DIRECTIONS FOR THIS TASK> Every record must be written out once more, with nothing added or omitted.

Stored items:
-*-

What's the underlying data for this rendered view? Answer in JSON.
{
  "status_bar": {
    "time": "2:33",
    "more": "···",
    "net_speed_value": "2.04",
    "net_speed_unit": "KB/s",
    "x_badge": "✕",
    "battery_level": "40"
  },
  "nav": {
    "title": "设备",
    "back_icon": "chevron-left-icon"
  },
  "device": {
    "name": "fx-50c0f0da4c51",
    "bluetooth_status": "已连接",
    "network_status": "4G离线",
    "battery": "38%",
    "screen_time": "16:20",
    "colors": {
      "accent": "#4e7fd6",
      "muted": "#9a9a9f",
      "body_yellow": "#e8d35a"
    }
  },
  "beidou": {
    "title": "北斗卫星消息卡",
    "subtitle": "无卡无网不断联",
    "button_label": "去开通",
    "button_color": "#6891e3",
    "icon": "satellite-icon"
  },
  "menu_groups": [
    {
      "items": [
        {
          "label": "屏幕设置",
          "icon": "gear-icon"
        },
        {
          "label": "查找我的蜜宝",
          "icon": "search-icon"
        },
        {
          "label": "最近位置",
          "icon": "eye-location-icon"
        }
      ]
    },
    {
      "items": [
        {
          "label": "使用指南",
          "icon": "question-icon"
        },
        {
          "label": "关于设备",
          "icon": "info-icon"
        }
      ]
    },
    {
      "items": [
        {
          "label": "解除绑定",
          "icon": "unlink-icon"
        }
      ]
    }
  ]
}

-*-

TASK RESULT>
What's the underlying data for this rendered view? Answer in JSON.
{
  "status_bar": {
    "time": "2:33",
    "more": "···",
    "net_speed_value": "2.04",
    "net_speed_unit": "KB/s",
    "x_badge": "✕",
    "battery_level": "40"
  },
  "nav": {
    "title": "设备",
    "back_icon": "chevron-left-icon"
  },
  "device": {
    "name": "fx-50c0f0da4c51",
    "bluetooth_status": "已连接",
    "network_status": "4G离线",
    "battery": "38%",
    "screen_time": "16:20",
    "colors": {
      "accent": "#4e7fd6",
      "muted": "#9a9a9f",
      "body_yellow": "#e8d35a"
    }
  },
  "beidou": {
    "title": "北斗卫星消息卡",
    "subtitle": "无卡无网不断联",
    "button_label": "去开通",
    "button_color": "#6891e3",
    "icon": "satellite-icon"
  },
  "menu_groups": [
    {
      "items": [
        {
          "label": "屏幕设置",
          "icon": "gear-icon"
        },
        {
          "label": "查找我的蜜宝",
          "icon": "search-icon"
        },
        {
          "label": "最近位置",
          "icon": "eye-location-icon"
        }
      ]
    },
    {
      "items": [
        {
          "label": "使用指南",
          "icon": "question-icon"
        },
        {
          "label": "关于设备",
          "icon": "info-icon"
        }
      ]
    },
    {
      "items": [
        {
          "label": "解除绑定",
          "icon": "unlink-icon"
        }
      ]
    }
  ]
}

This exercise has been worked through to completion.